Structured figure records

•••••

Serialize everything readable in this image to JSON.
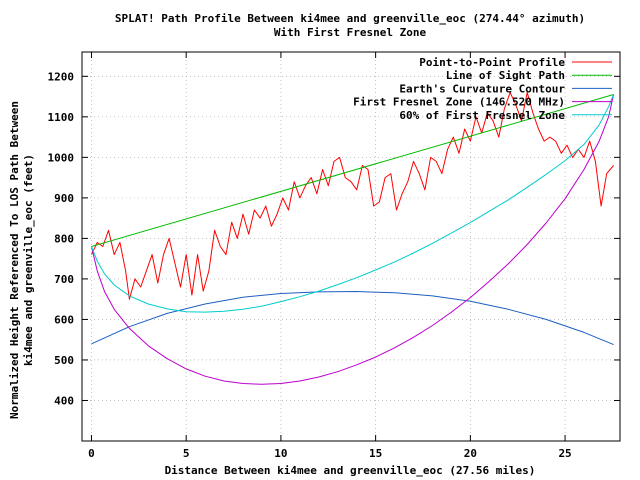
{
  "chart_data": {
    "type": "line",
    "title": "SPLAT! Path Profile Between ki4mee and greenville_eoc (274.44° azimuth)",
    "subtitle": "With First Fresnel Zone",
    "xlabel": "Distance Between ki4mee and greenville_eoc (27.56 miles)",
    "ylabel_line1": "Normalized Height Referenced To LOS Path Between",
    "ylabel_line2": "ki4mee and greenville_eoc (feet)",
    "xlim": [
      -0.5,
      27.9
    ],
    "ylim": [
      300,
      1260
    ],
    "xticks": [
      0,
      5,
      10,
      15,
      20,
      25
    ],
    "yticks": [
      400,
      500,
      600,
      700,
      800,
      900,
      1000,
      1100,
      1200
    ],
    "grid": true,
    "legend_position": "top-right",
    "series": [
      {
        "name": "Point-to-Point Profile",
        "color": "#ff0000",
        "x": [
          0,
          0.3,
          0.6,
          0.9,
          1.2,
          1.5,
          1.8,
          2.0,
          2.3,
          2.6,
          2.9,
          3.2,
          3.5,
          3.8,
          4.1,
          4.4,
          4.7,
          5.0,
          5.3,
          5.6,
          5.9,
          6.2,
          6.5,
          6.8,
          7.1,
          7.4,
          7.7,
          8.0,
          8.3,
          8.6,
          8.9,
          9.2,
          9.5,
          9.8,
          10.1,
          10.4,
          10.7,
          11.0,
          11.3,
          11.6,
          11.9,
          12.2,
          12.5,
          12.8,
          13.1,
          13.4,
          13.7,
          14.0,
          14.3,
          14.6,
          14.9,
          15.2,
          15.5,
          15.8,
          16.1,
          16.4,
          16.7,
          17.0,
          17.3,
          17.6,
          17.9,
          18.2,
          18.5,
          18.8,
          19.1,
          19.4,
          19.7,
          20.0,
          20.3,
          20.6,
          20.9,
          21.2,
          21.5,
          21.8,
          22.1,
          22.4,
          22.7,
          23.0,
          23.3,
          23.6,
          23.9,
          24.2,
          24.5,
          24.8,
          25.1,
          25.4,
          25.7,
          26.0,
          26.3,
          26.6,
          26.9,
          27.2,
          27.56
        ],
        "y": [
          760,
          790,
          780,
          820,
          760,
          790,
          720,
          650,
          700,
          680,
          720,
          760,
          690,
          760,
          800,
          740,
          680,
          760,
          660,
          760,
          670,
          720,
          820,
          780,
          760,
          840,
          800,
          860,
          810,
          870,
          850,
          880,
          830,
          860,
          900,
          870,
          940,
          900,
          930,
          950,
          910,
          970,
          930,
          990,
          1000,
          950,
          940,
          920,
          980,
          970,
          880,
          890,
          950,
          960,
          870,
          910,
          940,
          990,
          960,
          920,
          1000,
          990,
          960,
          1020,
          1050,
          1010,
          1070,
          1040,
          1100,
          1060,
          1110,
          1090,
          1050,
          1120,
          1160,
          1130,
          1090,
          1160,
          1110,
          1070,
          1040,
          1050,
          1040,
          1010,
          1030,
          1000,
          1020,
          1000,
          1040,
          990,
          880,
          960,
          980
        ]
      },
      {
        "name": "Line of Sight Path",
        "color": "#00bb00",
        "x": [
          0,
          27.56
        ],
        "y": [
          780,
          1155
        ]
      },
      {
        "name": "Earth's Curvature Contour",
        "color": "#1f5fbf",
        "x": [
          0,
          2,
          4,
          6,
          8,
          10,
          12,
          14,
          14.5,
          16,
          18,
          20,
          22,
          24,
          26,
          27.56
        ],
        "y": [
          540,
          582,
          615,
          638,
          655,
          664,
          668,
          669,
          668,
          666,
          658,
          645,
          625,
          600,
          568,
          538
        ]
      },
      {
        "name": "First Fresnel Zone (146.520 MHz)",
        "color": "#bb00cc",
        "x": [
          0,
          0.3,
          0.7,
          1.2,
          2,
          3,
          4,
          5,
          6,
          7,
          8,
          9,
          10,
          11,
          12,
          13,
          14,
          15,
          16,
          17,
          18,
          19,
          20,
          21,
          22,
          23,
          24,
          25,
          26,
          26.8,
          27.3,
          27.56
        ],
        "y": [
          780,
          720,
          668,
          625,
          578,
          535,
          503,
          478,
          460,
          448,
          442,
          440,
          442,
          448,
          458,
          471,
          488,
          507,
          530,
          556,
          585,
          618,
          654,
          694,
          737,
          785,
          838,
          898,
          970,
          1040,
          1100,
          1155
        ]
      },
      {
        "name": "60% of First Fresnel Zone",
        "color": "#00cccc",
        "x": [
          0,
          0.3,
          0.7,
          1.2,
          2,
          3,
          4,
          5,
          6,
          7,
          8,
          9,
          10,
          11,
          12,
          13,
          14,
          15,
          16,
          17,
          18,
          19,
          20,
          21,
          22,
          23,
          24,
          25,
          26,
          26.8,
          27.3,
          27.56
        ],
        "y": [
          780,
          744,
          712,
          685,
          658,
          638,
          626,
          619,
          618,
          620,
          625,
          633,
          644,
          656,
          670,
          686,
          703,
          722,
          742,
          764,
          788,
          813,
          839,
          867,
          895,
          926,
          958,
          992,
          1032,
          1080,
          1125,
          1155
        ]
      }
    ]
  }
}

•••••

Task to carry out »
Would you set down the listing exactly, omitting pictures?

Written answer »
Serialize everything readable in this image to JSON.
{
  "chart_data": {
    "type": "line",
    "title": "SPLAT! Path Profile Between ki4mee and greenville_eoc (274.44° azimuth)",
    "subtitle": "With First Fresnel Zone",
    "xlabel": "Distance Between ki4mee and greenville_eoc (27.56 miles)",
    "ylabel_line1": "Normalized Height Referenced To LOS Path Between",
    "ylabel_line2": "ki4mee and greenville_eoc (feet)",
    "xlim": [
      -0.5,
      27.9
    ],
    "ylim": [
      300,
      1260
    ],
    "xticks": [
      0,
      5,
      10,
      15,
      20,
      25
    ],
    "yticks": [
      400,
      500,
      600,
      700,
      800,
      900,
      1000,
      1100,
      1200
    ],
    "grid": true,
    "legend_position": "top-right",
    "series": [
      {
        "name": "Point-to-Point Profile",
        "color": "#ff0000",
        "x": [
          0,
          0.3,
          0.6,
          0.9,
          1.2,
          1.5,
          1.8,
          2.0,
          2.3,
          2.6,
          2.9,
          3.2,
          3.5,
          3.8,
          4.1,
          4.4,
          4.7,
          5.0,
          5.3,
          5.6,
          5.9,
          6.2,
          6.5,
          6.8,
          7.1,
          7.4,
          7.7,
          8.0,
          8.3,
          8.6,
          8.9,
          9.2,
          9.5,
          9.8,
          10.1,
          10.4,
          10.7,
          11.0,
          11.3,
          11.6,
          11.9,
          12.2,
          12.5,
          12.8,
          13.1,
          13.4,
          13.7,
          14.0,
          14.3,
          14.6,
          14.9,
          15.2,
          15.5,
          15.8,
          16.1,
          16.4,
          16.7,
          17.0,
          17.3,
          17.6,
          17.9,
          18.2,
          18.5,
          18.8,
          19.1,
          19.4,
          19.7,
          20.0,
          20.3,
          20.6,
          20.9,
          21.2,
          21.5,
          21.8,
          22.1,
          22.4,
          22.7,
          23.0,
          23.3,
          23.6,
          23.9,
          24.2,
          24.5,
          24.8,
          25.1,
          25.4,
          25.7,
          26.0,
          26.3,
          26.6,
          26.9,
          27.2,
          27.56
        ],
        "y": [
          760,
          790,
          780,
          820,
          760,
          790,
          720,
          650,
          700,
          680,
          720,
          760,
          690,
          760,
          800,
          740,
          680,
          760,
          660,
          760,
          670,
          720,
          820,
          780,
          760,
          840,
          800,
          860,
          810,
          870,
          850,
          880,
          830,
          860,
          900,
          870,
          940,
          900,
          930,
          950,
          910,
          970,
          930,
          990,
          1000,
          950,
          940,
          920,
          980,
          970,
          880,
          890,
          950,
          960,
          870,
          910,
          940,
          990,
          960,
          920,
          1000,
          990,
          960,
          1020,
          1050,
          1010,
          1070,
          1040,
          1100,
          1060,
          1110,
          1090,
          1050,
          1120,
          1160,
          1130,
          1090,
          1160,
          1110,
          1070,
          1040,
          1050,
          1040,
          1010,
          1030,
          1000,
          1020,
          1000,
          1040,
          990,
          880,
          960,
          980
        ]
      },
      {
        "name": "Line of Sight Path",
        "color": "#00bb00",
        "x": [
          0,
          27.56
        ],
        "y": [
          780,
          1155
        ]
      },
      {
        "name": "Earth's Curvature Contour",
        "color": "#1f5fbf",
        "x": [
          0,
          2,
          4,
          6,
          8,
          10,
          12,
          14,
          14.5,
          16,
          18,
          20,
          22,
          24,
          26,
          27.56
        ],
        "y": [
          540,
          582,
          615,
          638,
          655,
          664,
          668,
          669,
          668,
          666,
          658,
          645,
          625,
          600,
          568,
          538
        ]
      },
      {
        "name": "First Fresnel Zone (146.520 MHz)",
        "color": "#bb00cc",
        "x": [
          0,
          0.3,
          0.7,
          1.2,
          2,
          3,
          4,
          5,
          6,
          7,
          8,
          9,
          10,
          11,
          12,
          13,
          14,
          15,
          16,
          17,
          18,
          19,
          20,
          21,
          22,
          23,
          24,
          25,
          26,
          26.8,
          27.3,
          27.56
        ],
        "y": [
          780,
          720,
          668,
          625,
          578,
          535,
          503,
          478,
          460,
          448,
          442,
          440,
          442,
          448,
          458,
          471,
          488,
          507,
          530,
          556,
          585,
          618,
          654,
          694,
          737,
          785,
          838,
          898,
          970,
          1040,
          1100,
          1155
        ]
      },
      {
        "name": "60% of First Fresnel Zone",
        "color": "#00cccc",
        "x": [
          0,
          0.3,
          0.7,
          1.2,
          2,
          3,
          4,
          5,
          6,
          7,
          8,
          9,
          10,
          11,
          12,
          13,
          14,
          15,
          16,
          17,
          18,
          19,
          20,
          21,
          22,
          23,
          24,
          25,
          26,
          26.8,
          27.3,
          27.56
        ],
        "y": [
          780,
          744,
          712,
          685,
          658,
          638,
          626,
          619,
          618,
          620,
          625,
          633,
          644,
          656,
          670,
          686,
          703,
          722,
          742,
          764,
          788,
          813,
          839,
          867,
          895,
          926,
          958,
          992,
          1032,
          1080,
          1125,
          1155
        ]
      }
    ]
  }
}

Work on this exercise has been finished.